» **ASSIGNMENT**: How many lines in the records below contain the word "磷脂分子"? Give only the number.

____ DATASET ENTRIES

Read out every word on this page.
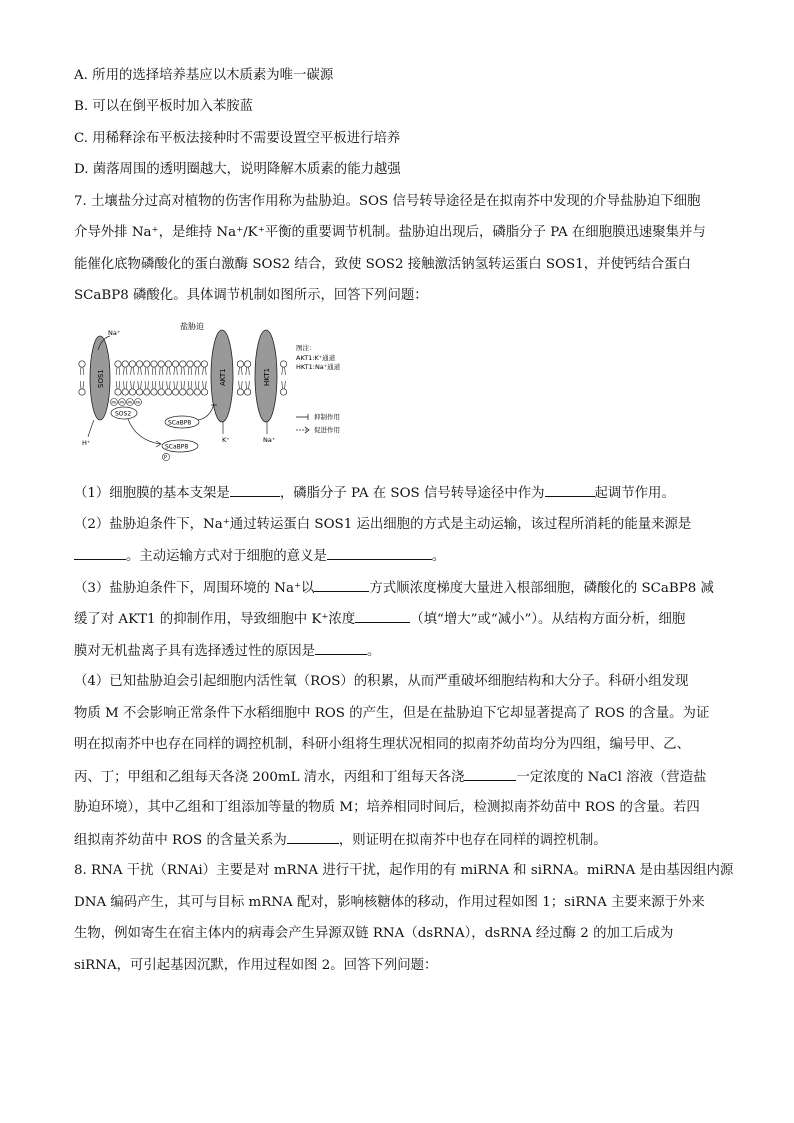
A. 所用的选择培养基应以木质素为唯一碳源
B. 可以在倒平板时加入苯胺蓝
C. 用稀释涂布平板法接种时不需要设置空平板进行培养
D. 菌落周围的透明圈越大，说明降解木质素的能力越强
7. 土壤盐分过高对植物的伤害作用称为盐胁迫。SOS 信号转导途径是在拟南芥中发现的介导盐胁迫下细胞
介导外排 Na⁺，是维持 Na⁺/K⁺平衡的重要调节机制。盐胁迫出现后，磷脂分子 PA 在细胞膜迅速聚集并与
能催化底物磷酸化的蛋白激酶 SOS2 结合，致使 SOS2 接触激活钠氢转运蛋白 SOS1，并使钙结合蛋白
SCaBP8 磷酸化。具体调节机制如图所示，回答下列问题：
盐胁迫
SOS1	AKT1	HKT1
Na⁺
PA PA PA PA
SOS2
SCaBP8
SCaBP8
P
H⁺	K⁺	Na⁺
图注：
AKT1:K⁺通道
HKT1:Na⁺通道
抑制作用
促进作用
（1）细胞膜的基本支架是	，磷脂分子 PA 在 SOS 信号转导途径中作为	起调节作用。
（2）盐胁迫条件下，Na⁺通过转运蛋白 SOS1 运出细胞的方式是主动运输，该过程所消耗的能量来源是
。主动运输方式对于细胞的意义是	。
（3）盐胁迫条件下，周围环境的 Na⁺以	方式顺浓度梯度大量进入根部细胞，磷酸化的 SCaBP8 减
缓了对 AKT1 的抑制作用，导致细胞中 K⁺浓度	（填“增大”或“减小”）。从结构方面分析，细胞
膜对无机盐离子具有选择透过性的原因是	。
（4）已知盐胁迫会引起细胞内活性氧（ROS）的积累，从而严重破坏细胞结构和大分子。科研小组发现
物质 M 不会影响正常条件下水稻细胞中 ROS 的产生，但是在盐胁迫下它却显著提高了 ROS 的含量。为证
明在拟南芥中也存在同样的调控机制，科研小组将生理状况相同的拟南芥幼苗均分为四组，编号甲、乙、
丙、丁；甲组和乙组每天各浇 200mL 清水，丙组和丁组每天各浇	一定浓度的 NaCl 溶液（营造盐
胁迫环境），其中乙组和丁组添加等量的物质 M；培养相同时间后，检测拟南芥幼苗中 ROS 的含量。若四
组拟南芥幼苗中 ROS 的含量关系为	，则证明在拟南芥中也存在同样的调控机制。
8. RNA 干扰（RNAi）主要是对 mRNA 进行干扰，起作用的有 miRNA 和 siRNA。miRNA 是由基因组内源
DNA 编码产生，其可与目标 mRNA 配对，影响核糖体的移动，作用过程如图 1；siRNA 主要来源于外来
生物，例如寄生在宿主体内的病毒会产生异源双链 RNA（dsRNA），dsRNA 经过酶 2 的加工后成为
siRNA，可引起基因沉默，作用过程如图 2。回答下列问题：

________

» **COMPLETED TASK**: 2